# [PAGE EXTRACT]
▼▼▼

In addition to header redirections, you should also be prepared to identify and accommodate page redirections made between the <head> and </head> tags, as shown in Listing 25-4.
<html>
<head>
<meta http-equiv="refresh" content="0; URL=http://www.nostarch.com">
</head>
</html >
Listing 25-4: Page redirection between the <head> and </head> tags
In Listing 25-4, the web page tells the browser to download http://www.nostarch.com instead of the intended page. Detecting these kinds of redirections is accomplished with a script like the one in Listing 25-5. This script looks for redirections between the <head> and </head> tags in a test page on the book's website.
<?
# Include http, parse, and address resolution libraries
include("LIB_http.php");
include("LIB_parse.php");
include("LIB_resolve_addresses.php");
# Identify the target web page and the page base
$target = "http://www.schrenk.com/nostarch/webbots/head_redirection_test.php";
$page_base = "http://www.schrenk.com/nostarch/webbots/";
# Download the web page
$page = http_get($target, $ref="");
# Parse the <head></head>
$head_section = return_between($string=$page['FILE'], $start="<head>", $end="</head>",
$type=EXCL);
# Create an array of all the meta tags
$meta_tag_array = parse_array($head_section, $beg_tag="<meta", $close_tag=">");
# Examine each meta tag for a redirection command
for($xx=0; $xx<count($meta_tag_array); $xx++)
{
# Look for http-equiv attribute
$meta_attribute = get_attribute($meta_tag_array[$xx], $attribute="http-equiv");
if(strtolower($meta_attribute)=="refresh")
{
$new_page = return_between($meta_tag_array[$xx], $start="URL", $end=">",
$type=EXCL);
# Clean up URL
$new_page = trim(str_replace("", "", $new_page));
$new_page = str_replace("=", "", $new_page);
$new_page = str_replace("\"", "", $new_page);
$new_page = str_replace("'", "", $new_page);
# Create fully resolved URL
$new_page = resolve_address($new_page, $page_base);
}
break;
}
# Echo results of script
echo "HTML Head redirection detected<br>";
echo "Redirect page = ".$new_page;
?>
Listing 25-5: Detecting redirection between the <head> and </head> tags
Listing 25-5 is also an example of the need for good coding practices as part of writing fault-tolerant webbots. For instance, in Listing 25-5 notice how these practices are followed:
- The script looks for the redirection between the <head> and </head> tags, and not just anywhere on the web page
- The script looks for the http-equiv attribute only within a meta tag
- The redirected URL is converted into a fully resolved address
- Like a browser, the script stops looking for redirections when it finds the first one
The last—and most troublesome—type of redirection is that done with JavaScript. These instances are troublesome because webbots typically lack JavaScript parsers, making it difficult for them to interpret JavaScript. The simplest redirection of this type is a single line of JavaScript, as shown in Listing 25-6.

▲▲▲

# [Annotations of image regions]
▼▼▼

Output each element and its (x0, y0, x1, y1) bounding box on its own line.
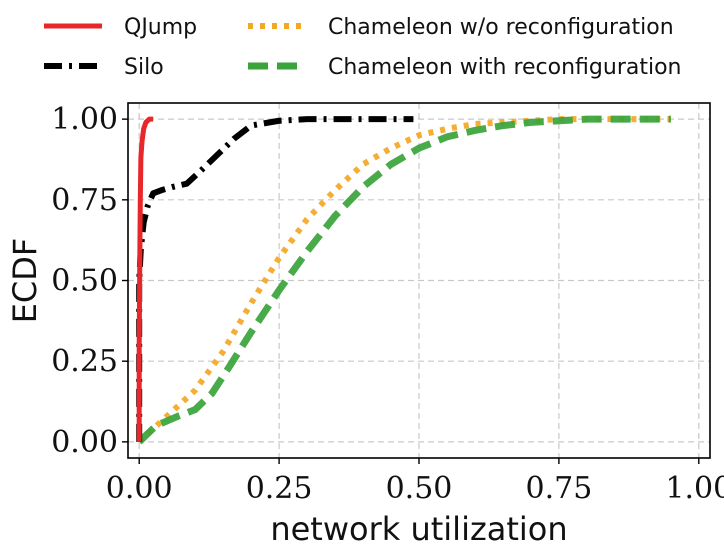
series-line-3 (136, 115, 671, 445)
series-line-0 (136, 116, 154, 442)
x-tick-label: 0.25 (246, 471, 313, 506)
series-lines (136, 115, 671, 445)
series-line-1 (136, 116, 414, 442)
legend-label-2: Chameleon w/o reconfiguration (328, 15, 674, 40)
y-tick-label: 1.00 (51, 102, 118, 137)
y-tick-labels: 0.00 0.25 0.50 0.75 1.00 (51, 102, 128, 460)
x-tick-labels: 0.00 0.25 0.50 0.75 1.00 (106, 458, 724, 506)
legend: QJump Silo Chameleon w/o reconfiguration Ch… (44, 15, 682, 80)
legend-label-1: Silo (124, 55, 164, 80)
y-tick-label: 0.50 (51, 264, 118, 299)
x-axis-label: network utilization (270, 510, 567, 548)
x-tick-label: 0.00 (106, 471, 173, 506)
legend-label-0: QJump (124, 15, 197, 40)
x-tick-label: 0.50 (386, 471, 453, 506)
x-tick-label: 0.75 (526, 471, 593, 506)
y-axis-label: ECDF (6, 238, 44, 324)
legend-label-3: Chameleon with reconfiguration (328, 55, 682, 80)
grid (128, 103, 710, 458)
y-tick-label: 0.25 (51, 344, 118, 379)
x-tick-label: 1.00 (665, 471, 724, 506)
y-tick-label: 0.75 (51, 183, 118, 218)
y-tick-label: 0.00 (51, 425, 118, 460)
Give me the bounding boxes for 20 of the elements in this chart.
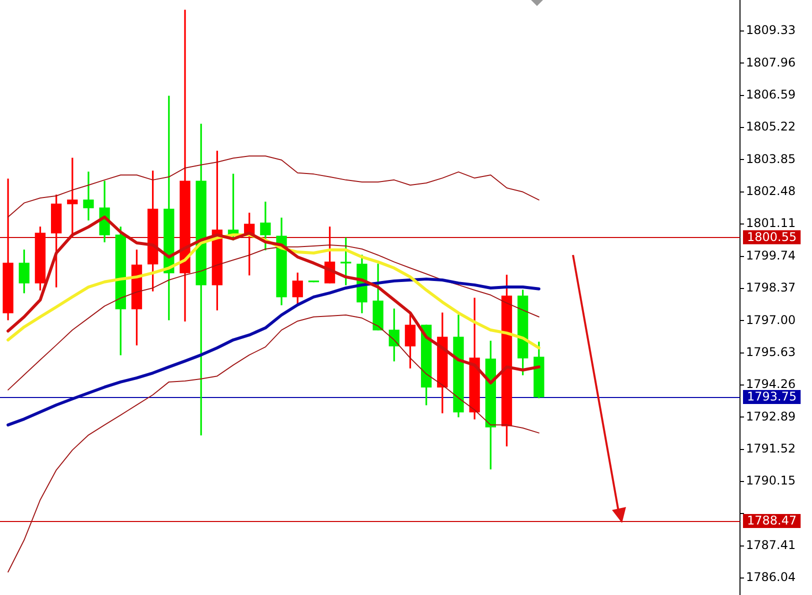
ref-line-label: 1788.47 [747,514,797,528]
ref-line-label: 1800.55 [747,230,797,244]
y-tick-label: 1797.00 [746,312,796,327]
y-tick-label: 1786.04 [746,570,796,584]
y-tick-label: 1809.33 [746,23,796,38]
ref-line-label: 1793.75 [747,390,797,404]
y-tick-label: 1807.96 [746,55,796,70]
y-tick-label: 1798.37 [746,280,796,295]
y-tick-label: 1792.89 [746,409,796,424]
y-tick-label: 1806.59 [746,87,796,102]
y-tick-label: 1790.15 [746,474,796,488]
y-tick-label: 1801.11 [746,216,796,230]
y-tick-label: 1805.22 [746,120,796,134]
y-tick-label: 1791.52 [746,441,796,456]
y-tick-label: 1787.41 [746,538,796,552]
y-tick-label: 1799.74 [746,248,796,262]
y-tick-label: 1794.26 [746,377,796,392]
y-tick-label: 1802.48 [746,184,796,198]
y-tick-label: 1795.63 [746,344,796,359]
y-tick-label: 1803.85 [746,152,796,166]
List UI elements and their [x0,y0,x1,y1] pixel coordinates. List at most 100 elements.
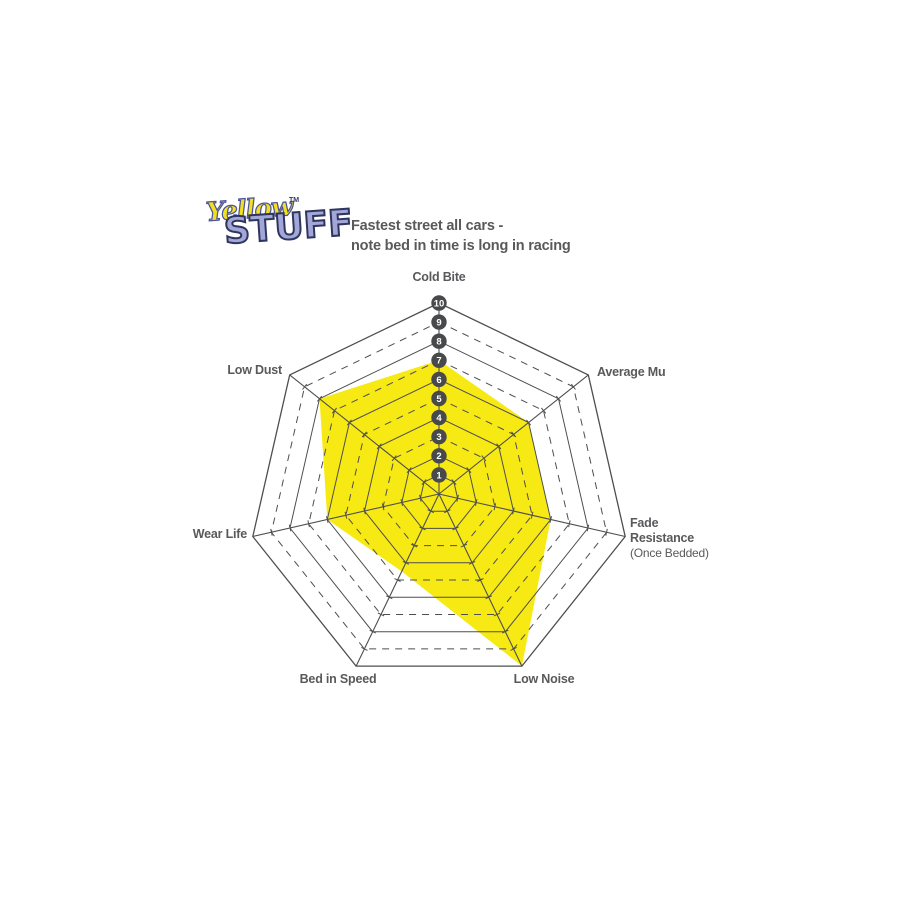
radar-axis-tick [400,499,403,506]
radar-axis-tick [361,431,367,438]
radar-axis-tick [443,509,451,514]
radar-ring [326,378,552,598]
chart-subtitle-line1: Fastest street all cars - [351,218,504,234]
scale-badge-number: 5 [436,394,442,405]
radar-axis-tick [452,526,459,531]
scale-badge [431,448,447,464]
radar-axis-tick [381,503,385,511]
scale-badge-number: 6 [436,375,441,386]
radar-axis-tick [555,395,561,402]
radar-ring [252,302,626,667]
radar-axis-tick [501,629,509,634]
radar-axis-tick [326,516,329,523]
radar-axis-tick [421,479,427,486]
scale-badge-number: 7 [436,356,441,367]
radar-ring [419,474,459,512]
radar-ring [289,340,589,633]
scale-badge [431,295,447,311]
axis-label-fade-line2: Resistance [630,531,695,545]
axis-label-average-mu: Average Mu [597,365,666,379]
radar-axis-tick [317,395,323,402]
scale-badge-number: 8 [436,337,441,348]
radar-axis-tick [391,455,397,462]
radar-axis-tick [288,524,292,532]
radar-axis-tick [466,467,472,474]
radar-axis-tick [402,560,410,565]
radar-axis-tick [270,528,273,536]
radar-axis-tick [419,494,422,502]
axis-label-fade-note: (Once Bedded) [630,546,709,560]
radar-axis-tick [510,646,517,651]
radar-axis-tick [363,507,366,515]
logo-trademark-icon: TM [289,197,300,204]
axis-label-bed-in-speed: Bed in Speed [299,672,377,686]
radar-axis-tick [419,526,426,531]
chart-subtitle-line2: note bed in time is long in racing [351,238,571,254]
radar-axis-tick [377,612,385,617]
radar-axis-tick [331,407,337,414]
radar-axis-tick [485,595,493,600]
radar-axis-tick [410,543,418,548]
radar-axis-tick [511,431,517,438]
radar-axis-tick [394,578,401,582]
radar-axis-tick [568,520,571,528]
chart-subtitle: Fastest street all cars - note bed in ti… [351,216,571,256]
scale-badge-number: 10 [434,298,445,309]
scale-badge [431,429,447,445]
axis-label-low-noise: Low Noise [513,672,575,686]
axis-label-low-dust: Low Dust [227,363,282,377]
radar-axis-tick [302,383,308,390]
radar-axis-tick [456,494,459,502]
radar-axis-tick [369,629,377,634]
radar-axis-tick [586,524,590,532]
radar-axis-tick [468,560,476,565]
radar-ring [401,455,477,529]
radar-axis-tick [346,419,352,426]
radar-ring [308,359,570,615]
scale-badge-number: 9 [436,318,441,329]
radar-axis-tick [526,419,532,426]
radar-axis-tick [493,503,497,511]
radar-axis-tick [493,612,501,617]
scale-badge-number: 1 [436,470,442,481]
radar-value-area [319,360,551,667]
axis-label-cold-bite: Cold Bite [412,270,466,284]
scale-badge [431,371,447,388]
radar-axis-tick [307,520,310,528]
logo-stuff-text: STUFF [222,202,355,254]
radar-axis-tick [477,578,484,582]
scale-badge [431,409,447,426]
radar-ring [345,397,533,581]
radar-axis-tick [512,507,515,515]
yellowstuff-logo: Yellow TM STUFF [200,191,355,272]
axis-label-fade-resistance: Fade Resistance (Once Bedded) [630,516,709,561]
radar-axis-tick [481,455,487,462]
radar-ring [382,436,496,547]
radar-axis-tick [496,443,502,450]
axis-label-fade-line1: Fade [630,516,659,530]
radar-ring [363,417,515,564]
radar-axis-tick [406,467,412,474]
scale-badge [431,333,447,349]
scale-badge [431,314,447,330]
radar-axis-tick [549,516,552,523]
scale-badge-number: 2 [436,451,441,462]
radar-axis-tick [385,595,393,600]
scale-badge [431,352,447,368]
scale-badge-number: 4 [436,413,442,424]
radar-axis-tick [541,407,547,414]
radar-axis-tick [475,499,478,506]
radar-axis-tick [570,383,576,390]
radar-ring [270,321,608,650]
scale-badge [431,467,447,483]
radar-axis-tick [530,511,534,519]
radar-axis-tick [427,509,435,514]
radar-axis-tick [451,479,457,486]
axis-label-wear-life: Wear Life [192,527,247,541]
scale-badge-number: 3 [436,432,441,443]
radar-axis-tick [376,443,382,450]
radar-axis-tick [344,511,348,519]
radar-axis-tick [605,528,608,536]
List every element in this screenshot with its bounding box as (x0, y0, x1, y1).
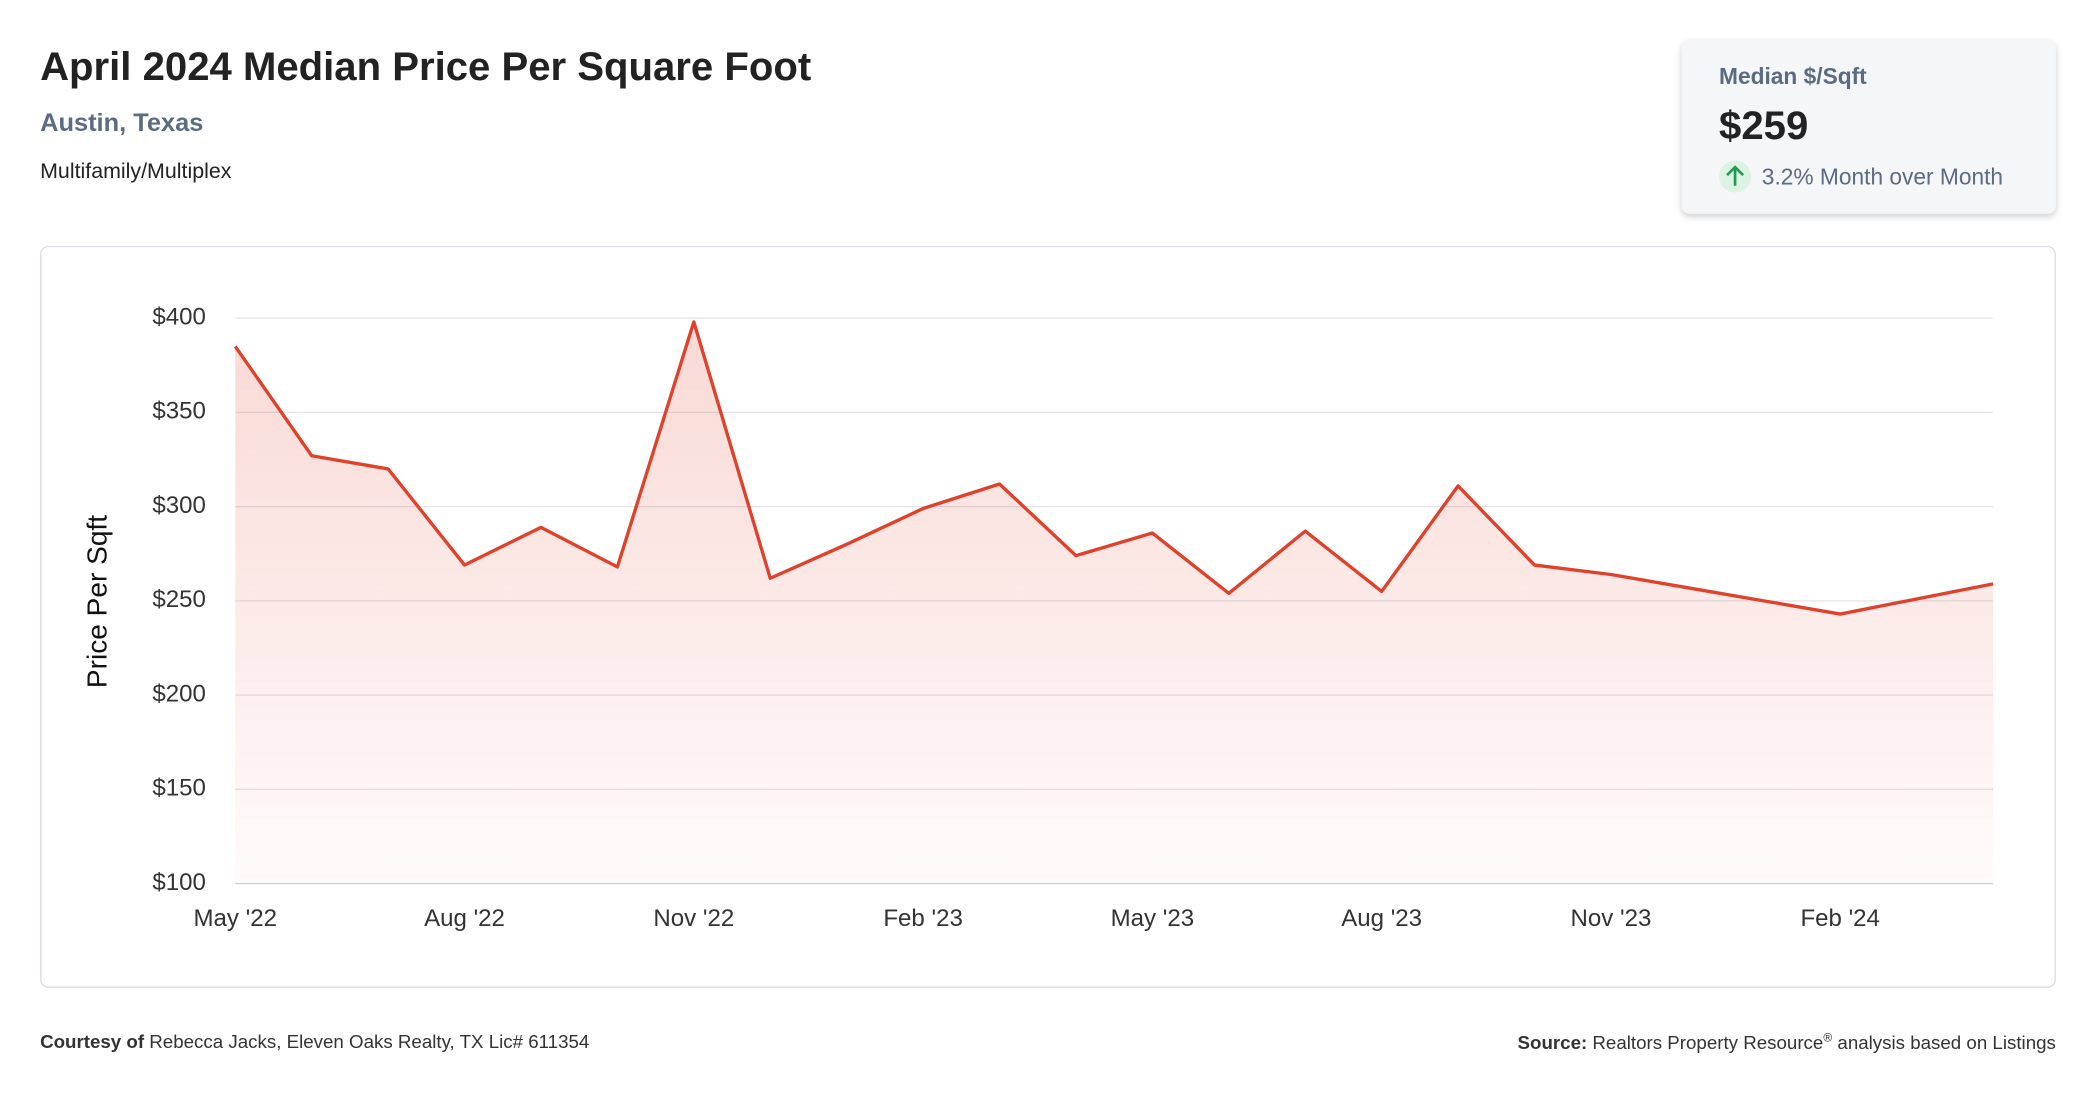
source-mark: ® (1823, 1030, 1833, 1044)
source-text: Realtors Property Resource (1592, 1031, 1824, 1053)
card-value: $259 (1719, 104, 1809, 149)
courtesy-text: Rebecca Jacks, Eleven Oaks Realty, TX Li… (149, 1030, 590, 1053)
arrow (1726, 165, 1745, 186)
card-label: Median $/Sqft (1719, 64, 1867, 90)
courtesy: Courtesy of Rebecca Jacks, Eleven Oaks R… (40, 1031, 589, 1052)
chart-frame (40, 245, 2056, 988)
x-tick-label: Aug '23 (1341, 905, 1422, 932)
title: April 2024 Median Price Per Square Foot (40, 45, 812, 90)
card-change: 3.2% Month over Month (1761, 164, 2004, 190)
x-tick-label: Feb '23 (883, 905, 962, 932)
source-label: Source: (1517, 1031, 1588, 1053)
line (233, 320, 1994, 616)
property-type: Multifamily/Multiplex (40, 160, 232, 184)
x-tick-label: Nov '23 (1571, 905, 1652, 932)
y-tick-label: $150 (152, 775, 206, 802)
up-icon (1719, 160, 1752, 193)
source-rest: analysis based on Listings (1837, 1031, 2056, 1053)
x-tick-label: Nov '22 (653, 905, 734, 932)
y-tick-label: $200 (152, 680, 206, 707)
y-tick-label: $350 (152, 398, 206, 425)
y-axis-label: Price Per Sqft (81, 515, 112, 688)
area (235, 321, 1994, 884)
stat-card: Median $/Sqft $259 3.2% Month over Month (1681, 40, 2056, 214)
y-tick-label: $100 (152, 869, 206, 896)
y-tick-label: $300 (152, 492, 206, 519)
x-tick-label: Aug '22 (424, 905, 505, 932)
location: Austin, Texas (40, 109, 204, 138)
courtesy-label: Courtesy of (40, 1030, 145, 1053)
x-tick-label: May '22 (194, 905, 277, 932)
x-tick-label: Feb '24 (1800, 905, 1879, 932)
source: Source: Realtors Property Resource® anal… (1518, 1031, 2056, 1053)
y-tick-label: $250 (152, 586, 206, 613)
x-tick-label: May '23 (1111, 905, 1194, 932)
y-tick-label: $400 (152, 304, 206, 331)
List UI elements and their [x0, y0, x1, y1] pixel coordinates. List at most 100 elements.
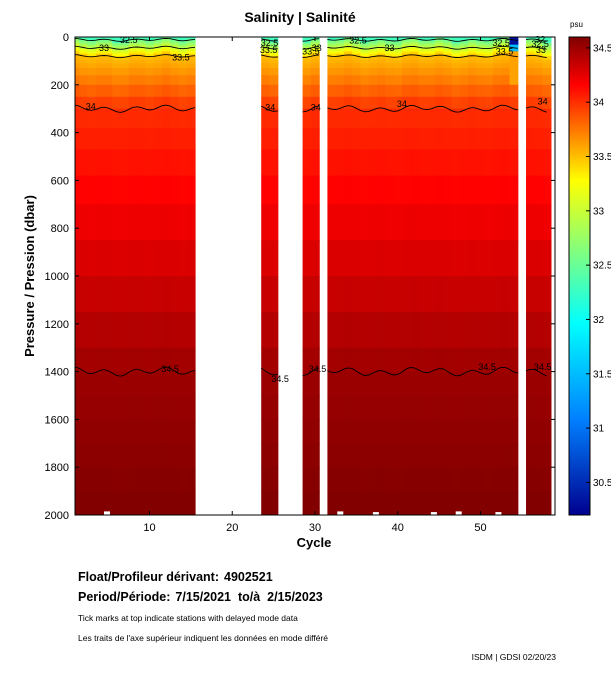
heatmap-cell	[443, 419, 453, 444]
heatmap-cell	[360, 68, 370, 76]
heatmap-cell	[112, 395, 122, 420]
heatmap-cell	[377, 204, 386, 241]
heatmap-cell	[335, 53, 345, 57]
heatmap-cell	[509, 127, 519, 150]
heatmap-cell	[112, 149, 122, 177]
heatmap-cell	[327, 443, 337, 468]
heatmap-cell	[352, 175, 362, 205]
heatmap-cell	[153, 51, 163, 55]
heatmap-cell	[360, 491, 370, 515]
heatmap-cell	[261, 51, 271, 55]
heatmap-cell	[418, 51, 428, 55]
heatmap-cell	[261, 56, 271, 61]
heatmap-cell	[476, 53, 486, 57]
heatmap-cell	[75, 276, 80, 313]
heatmap-cell	[145, 467, 155, 492]
heatmap-cell	[360, 59, 370, 64]
heatmap-cell	[435, 467, 444, 492]
heatmap-cell	[302, 276, 312, 313]
heatmap-cell	[112, 63, 122, 69]
heatmap-cell	[75, 40, 80, 44]
heatmap-cell	[153, 371, 163, 397]
heatmap-cell	[534, 56, 544, 61]
heatmap-cell	[443, 40, 453, 44]
heatmap-cell	[310, 48, 320, 52]
contour-line-33	[302, 46, 320, 50]
heatmap-cell	[426, 240, 436, 277]
chart-title: Salinity | Salinité	[244, 9, 355, 25]
colorbar-tick-label: 30.5	[593, 478, 611, 489]
heatmap-cell	[178, 37, 188, 40]
heatmap-cell	[112, 276, 122, 313]
heatmap-cell	[178, 42, 188, 46]
heatmap-cell	[75, 44, 80, 48]
heatmap-cell	[95, 75, 105, 86]
heatmap-cell	[368, 56, 378, 61]
heatmap-cell	[269, 59, 279, 64]
heatmap-cell	[393, 84, 403, 98]
heatmap-cell	[492, 63, 502, 69]
heatmap-cell	[310, 467, 320, 492]
heatmap-cell	[401, 84, 411, 98]
heatmap-cell	[95, 68, 105, 76]
heatmap-cell	[459, 59, 469, 64]
heatmap-cell	[145, 276, 155, 313]
heatmap-cell	[79, 467, 89, 492]
heatmap-cell	[426, 53, 436, 57]
heatmap-cell	[393, 46, 403, 50]
heatmap-cell	[120, 240, 130, 277]
contour-line-34	[327, 104, 518, 113]
heatmap-cell	[401, 371, 411, 397]
heatmap-cell	[393, 443, 403, 468]
heatmap-cell	[112, 240, 122, 277]
heatmap-cell	[120, 96, 130, 110]
heatmap-cell	[186, 84, 196, 98]
heatmap-cell	[426, 276, 436, 313]
heatmap-cell	[542, 59, 552, 64]
heatmap-cell	[509, 467, 519, 492]
heatmap-cell	[534, 68, 544, 76]
heatmap-cell	[153, 42, 163, 46]
heatmap-cell	[128, 51, 138, 55]
heatmap-cell	[476, 204, 486, 241]
heatmap-cell	[79, 491, 89, 515]
heatmap-cell	[79, 175, 89, 205]
heatmap-cell	[269, 371, 279, 397]
heatmap-cell	[492, 84, 502, 98]
heatmap-cell	[269, 127, 279, 150]
heatmap-cell	[377, 96, 386, 110]
heatmap-cell	[153, 127, 163, 150]
heatmap-cell	[443, 56, 453, 61]
heatmap-cell	[343, 48, 353, 52]
heatmap-cell	[137, 68, 146, 76]
heatmap-cell	[153, 311, 163, 349]
heatmap-cell	[310, 108, 320, 129]
heatmap-cell	[112, 37, 122, 40]
heatmap-cell	[137, 127, 146, 150]
heatmap-cell	[95, 204, 105, 241]
contour-line-33.5	[525, 54, 547, 59]
heatmap-cell	[269, 347, 279, 373]
heatmap-cell	[137, 395, 146, 420]
heatmap-cell	[393, 395, 403, 420]
heatmap-cell	[269, 38, 279, 42]
heatmap-cell	[327, 395, 337, 420]
heatmap-cell	[492, 491, 502, 515]
heatmap-cell	[509, 443, 519, 468]
heatmap-cell	[261, 48, 271, 52]
heatmap-cell	[145, 42, 155, 46]
heatmap-cell	[120, 108, 130, 129]
heatmap-cell	[352, 42, 362, 46]
heatmap-cell	[418, 40, 428, 44]
heatmap-cell	[161, 51, 171, 55]
heatmap-cell	[501, 127, 511, 150]
y-axis: 0 200 400 600 800 1000 1200 1400 1600 1800 2000	[45, 32, 555, 522]
heatmap-cell	[153, 59, 163, 64]
heatmap-cell	[526, 175, 535, 205]
heatmap-cell	[401, 204, 411, 241]
heatmap-cell	[435, 42, 444, 46]
heatmap-cell	[468, 149, 477, 177]
heatmap-cell	[95, 419, 105, 444]
heatmap-cell	[484, 59, 494, 64]
heatmap-cell	[401, 467, 411, 492]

▲▲▲

# [WHAT TO WORK ON]
Using the page extract about webbot redirections, mark each statement yes or no and quote the exact words that decide it. 1. The script in Listing 25-5 keeps searching for redirections after it finds the first one. 2. The script converts the redirected URL into a fully resolved address. 3. Webbots typically include JavaScript parsers. Rely only on the page extract about webbot redirections, not on the material.

# [SOLVED PROBLEM]
1. No: "Like a browser, the script stops looking for redirections when it finds the first one"
2. Yes: "The redirected URL is converted into a fully resolved address"
3. No: "webbots typically lack JavaScript parsers"